*What is being asked*: Output, word for word, the lines of the entries below that begin with the line containing "Detect and localize" and continue through the line containing "file-date: 2023/10/12 21:22 (368, 261, 476, 275)", including both of those lines.

*Saved data entries*:
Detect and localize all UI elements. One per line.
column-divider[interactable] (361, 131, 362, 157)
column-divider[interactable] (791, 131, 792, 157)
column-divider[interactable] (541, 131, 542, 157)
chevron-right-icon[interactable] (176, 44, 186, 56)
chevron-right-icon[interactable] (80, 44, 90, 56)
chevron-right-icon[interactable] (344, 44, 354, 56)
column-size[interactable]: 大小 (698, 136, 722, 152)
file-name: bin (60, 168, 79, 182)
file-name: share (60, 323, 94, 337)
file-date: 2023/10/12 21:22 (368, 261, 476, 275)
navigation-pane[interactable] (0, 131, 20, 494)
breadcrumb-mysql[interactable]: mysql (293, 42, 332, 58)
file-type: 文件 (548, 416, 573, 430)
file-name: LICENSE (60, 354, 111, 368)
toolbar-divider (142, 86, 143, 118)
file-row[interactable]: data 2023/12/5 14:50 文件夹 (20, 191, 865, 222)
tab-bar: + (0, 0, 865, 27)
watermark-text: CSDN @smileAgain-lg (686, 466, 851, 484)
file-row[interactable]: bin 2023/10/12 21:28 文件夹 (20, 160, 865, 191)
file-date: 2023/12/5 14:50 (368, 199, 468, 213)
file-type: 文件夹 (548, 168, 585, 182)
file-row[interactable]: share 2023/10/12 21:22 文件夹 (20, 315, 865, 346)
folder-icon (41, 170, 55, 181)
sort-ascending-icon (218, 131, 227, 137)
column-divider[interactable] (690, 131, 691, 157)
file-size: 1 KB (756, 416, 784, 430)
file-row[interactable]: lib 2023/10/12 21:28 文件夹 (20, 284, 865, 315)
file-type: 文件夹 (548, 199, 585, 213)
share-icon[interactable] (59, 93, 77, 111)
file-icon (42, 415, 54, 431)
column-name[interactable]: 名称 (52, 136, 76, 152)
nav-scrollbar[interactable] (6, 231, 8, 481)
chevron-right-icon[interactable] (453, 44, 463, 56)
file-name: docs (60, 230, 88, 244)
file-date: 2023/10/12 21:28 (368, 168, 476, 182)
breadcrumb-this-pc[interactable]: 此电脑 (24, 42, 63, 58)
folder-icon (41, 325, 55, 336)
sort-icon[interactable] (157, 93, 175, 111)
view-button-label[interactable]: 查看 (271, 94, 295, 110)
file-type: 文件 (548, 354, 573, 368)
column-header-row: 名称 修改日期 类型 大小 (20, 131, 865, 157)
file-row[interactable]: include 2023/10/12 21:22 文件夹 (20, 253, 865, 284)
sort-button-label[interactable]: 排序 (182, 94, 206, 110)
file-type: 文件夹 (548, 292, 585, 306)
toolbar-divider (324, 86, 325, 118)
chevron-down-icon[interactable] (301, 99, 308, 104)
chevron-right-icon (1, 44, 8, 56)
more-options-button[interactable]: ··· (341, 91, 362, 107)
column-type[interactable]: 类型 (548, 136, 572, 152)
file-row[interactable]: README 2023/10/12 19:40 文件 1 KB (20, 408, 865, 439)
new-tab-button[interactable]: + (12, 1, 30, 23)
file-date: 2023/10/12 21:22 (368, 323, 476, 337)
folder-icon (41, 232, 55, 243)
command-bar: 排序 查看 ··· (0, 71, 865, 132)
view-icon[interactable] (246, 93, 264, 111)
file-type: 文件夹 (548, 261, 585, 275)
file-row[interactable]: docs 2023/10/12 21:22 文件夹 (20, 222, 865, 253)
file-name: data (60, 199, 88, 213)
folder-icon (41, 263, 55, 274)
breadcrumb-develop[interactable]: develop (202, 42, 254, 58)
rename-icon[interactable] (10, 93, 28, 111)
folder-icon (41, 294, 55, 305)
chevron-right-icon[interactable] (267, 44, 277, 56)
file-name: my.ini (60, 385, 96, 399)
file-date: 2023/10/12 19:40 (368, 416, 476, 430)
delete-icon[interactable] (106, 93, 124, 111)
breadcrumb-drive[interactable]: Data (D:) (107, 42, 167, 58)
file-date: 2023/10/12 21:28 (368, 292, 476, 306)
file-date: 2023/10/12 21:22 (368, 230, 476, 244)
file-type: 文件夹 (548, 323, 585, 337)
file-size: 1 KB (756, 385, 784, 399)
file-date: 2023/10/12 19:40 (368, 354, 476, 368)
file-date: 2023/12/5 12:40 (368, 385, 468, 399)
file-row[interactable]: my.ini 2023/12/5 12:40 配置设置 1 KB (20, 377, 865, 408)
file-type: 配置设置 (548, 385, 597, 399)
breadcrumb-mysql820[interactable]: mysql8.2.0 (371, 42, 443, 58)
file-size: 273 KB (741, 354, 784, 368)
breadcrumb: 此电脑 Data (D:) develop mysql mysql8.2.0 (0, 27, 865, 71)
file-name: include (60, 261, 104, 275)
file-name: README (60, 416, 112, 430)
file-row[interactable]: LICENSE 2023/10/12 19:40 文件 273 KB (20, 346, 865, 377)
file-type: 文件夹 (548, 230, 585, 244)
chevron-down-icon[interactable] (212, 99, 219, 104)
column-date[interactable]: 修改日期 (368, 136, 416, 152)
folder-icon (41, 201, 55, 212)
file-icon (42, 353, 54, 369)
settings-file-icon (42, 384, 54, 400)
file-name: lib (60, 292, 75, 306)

==

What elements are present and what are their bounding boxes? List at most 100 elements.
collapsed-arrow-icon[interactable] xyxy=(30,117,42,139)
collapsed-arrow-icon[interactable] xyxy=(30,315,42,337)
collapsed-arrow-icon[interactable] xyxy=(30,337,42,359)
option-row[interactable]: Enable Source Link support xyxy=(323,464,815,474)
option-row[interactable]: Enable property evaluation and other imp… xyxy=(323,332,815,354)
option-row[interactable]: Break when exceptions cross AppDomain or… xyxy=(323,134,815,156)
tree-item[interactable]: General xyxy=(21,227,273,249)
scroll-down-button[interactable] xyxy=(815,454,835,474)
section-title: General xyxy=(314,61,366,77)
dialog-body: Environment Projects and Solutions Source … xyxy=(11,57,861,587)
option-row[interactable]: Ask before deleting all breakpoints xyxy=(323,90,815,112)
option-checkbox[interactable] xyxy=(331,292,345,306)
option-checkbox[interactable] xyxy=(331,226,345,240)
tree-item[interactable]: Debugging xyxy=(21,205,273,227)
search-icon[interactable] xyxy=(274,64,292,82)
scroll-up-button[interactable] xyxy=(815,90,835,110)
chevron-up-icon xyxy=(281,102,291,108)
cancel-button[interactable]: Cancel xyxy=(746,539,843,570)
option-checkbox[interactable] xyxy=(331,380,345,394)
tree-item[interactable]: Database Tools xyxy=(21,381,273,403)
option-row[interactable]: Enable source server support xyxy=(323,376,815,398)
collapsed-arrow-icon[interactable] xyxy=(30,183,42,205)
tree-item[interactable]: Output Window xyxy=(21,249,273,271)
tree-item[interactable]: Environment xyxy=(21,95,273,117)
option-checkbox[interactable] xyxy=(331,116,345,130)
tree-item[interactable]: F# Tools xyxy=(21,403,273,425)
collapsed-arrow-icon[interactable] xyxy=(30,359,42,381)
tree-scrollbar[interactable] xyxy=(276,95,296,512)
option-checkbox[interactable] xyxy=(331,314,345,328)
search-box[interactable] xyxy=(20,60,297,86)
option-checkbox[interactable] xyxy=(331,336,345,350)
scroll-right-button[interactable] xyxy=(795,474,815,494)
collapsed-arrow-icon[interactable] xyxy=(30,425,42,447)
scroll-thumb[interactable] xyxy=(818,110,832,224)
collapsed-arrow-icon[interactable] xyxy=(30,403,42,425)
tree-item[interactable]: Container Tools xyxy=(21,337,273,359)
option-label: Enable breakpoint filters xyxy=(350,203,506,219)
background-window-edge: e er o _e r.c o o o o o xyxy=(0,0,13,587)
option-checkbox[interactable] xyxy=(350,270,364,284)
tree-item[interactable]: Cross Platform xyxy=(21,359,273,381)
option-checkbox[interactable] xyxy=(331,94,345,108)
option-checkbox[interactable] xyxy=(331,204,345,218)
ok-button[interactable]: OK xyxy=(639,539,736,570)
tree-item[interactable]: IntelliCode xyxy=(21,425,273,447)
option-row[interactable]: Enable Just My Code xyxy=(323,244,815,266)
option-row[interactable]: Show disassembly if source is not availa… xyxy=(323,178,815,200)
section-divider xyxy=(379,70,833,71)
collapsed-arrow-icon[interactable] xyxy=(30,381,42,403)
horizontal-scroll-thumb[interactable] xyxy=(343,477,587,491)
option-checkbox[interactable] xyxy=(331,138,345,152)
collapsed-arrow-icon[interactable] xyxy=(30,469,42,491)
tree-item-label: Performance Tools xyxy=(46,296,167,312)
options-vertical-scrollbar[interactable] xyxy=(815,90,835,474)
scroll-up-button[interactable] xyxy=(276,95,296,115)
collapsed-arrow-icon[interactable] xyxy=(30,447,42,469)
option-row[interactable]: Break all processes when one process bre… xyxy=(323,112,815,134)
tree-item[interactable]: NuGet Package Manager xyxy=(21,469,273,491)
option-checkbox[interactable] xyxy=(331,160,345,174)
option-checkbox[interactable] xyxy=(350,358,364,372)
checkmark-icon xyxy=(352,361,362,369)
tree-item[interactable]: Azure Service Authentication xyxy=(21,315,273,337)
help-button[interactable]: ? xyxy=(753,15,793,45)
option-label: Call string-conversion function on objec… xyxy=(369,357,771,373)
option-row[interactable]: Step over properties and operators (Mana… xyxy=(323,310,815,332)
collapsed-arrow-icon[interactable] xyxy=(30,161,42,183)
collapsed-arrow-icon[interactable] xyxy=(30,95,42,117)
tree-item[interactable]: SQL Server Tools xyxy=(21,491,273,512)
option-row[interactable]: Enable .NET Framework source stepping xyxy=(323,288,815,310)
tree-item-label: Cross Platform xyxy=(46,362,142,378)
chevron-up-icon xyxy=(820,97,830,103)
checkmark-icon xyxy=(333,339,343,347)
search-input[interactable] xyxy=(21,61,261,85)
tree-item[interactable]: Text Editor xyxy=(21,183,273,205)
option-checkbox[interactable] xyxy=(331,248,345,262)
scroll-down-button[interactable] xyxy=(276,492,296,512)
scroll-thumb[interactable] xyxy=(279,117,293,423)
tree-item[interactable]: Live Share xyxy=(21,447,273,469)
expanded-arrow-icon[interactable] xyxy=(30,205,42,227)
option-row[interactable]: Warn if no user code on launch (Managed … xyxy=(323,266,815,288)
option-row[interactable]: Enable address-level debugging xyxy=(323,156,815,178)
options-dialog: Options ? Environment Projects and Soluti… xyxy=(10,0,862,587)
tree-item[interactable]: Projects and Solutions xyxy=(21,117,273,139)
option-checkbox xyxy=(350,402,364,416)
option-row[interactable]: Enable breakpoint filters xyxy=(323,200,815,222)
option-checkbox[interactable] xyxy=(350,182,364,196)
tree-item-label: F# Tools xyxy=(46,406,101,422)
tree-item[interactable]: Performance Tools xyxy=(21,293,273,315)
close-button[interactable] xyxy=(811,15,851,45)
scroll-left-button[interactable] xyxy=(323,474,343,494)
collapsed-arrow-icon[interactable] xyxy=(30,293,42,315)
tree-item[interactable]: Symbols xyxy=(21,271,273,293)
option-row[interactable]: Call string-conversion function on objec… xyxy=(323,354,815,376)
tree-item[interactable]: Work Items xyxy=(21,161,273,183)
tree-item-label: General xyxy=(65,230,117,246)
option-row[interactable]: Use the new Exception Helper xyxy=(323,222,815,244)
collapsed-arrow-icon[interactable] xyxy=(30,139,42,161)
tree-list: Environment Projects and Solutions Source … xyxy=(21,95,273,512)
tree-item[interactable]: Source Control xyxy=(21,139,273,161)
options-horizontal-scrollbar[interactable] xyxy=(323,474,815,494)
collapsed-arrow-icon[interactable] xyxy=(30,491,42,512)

*Completed exercise*:
Detect and localize all UI elements. One per line.
column-divider[interactable] (361, 131, 362, 157)
column-divider[interactable] (791, 131, 792, 157)
column-divider[interactable] (541, 131, 542, 157)
chevron-right-icon[interactable] (176, 44, 186, 56)
chevron-right-icon[interactable] (80, 44, 90, 56)
chevron-right-icon[interactable] (344, 44, 354, 56)
column-size[interactable]: 大小 (698, 136, 722, 152)
file-name: bin (60, 168, 79, 182)
file-name: share (60, 323, 94, 337)
file-date: 2023/10/12 21:22 (368, 261, 476, 275)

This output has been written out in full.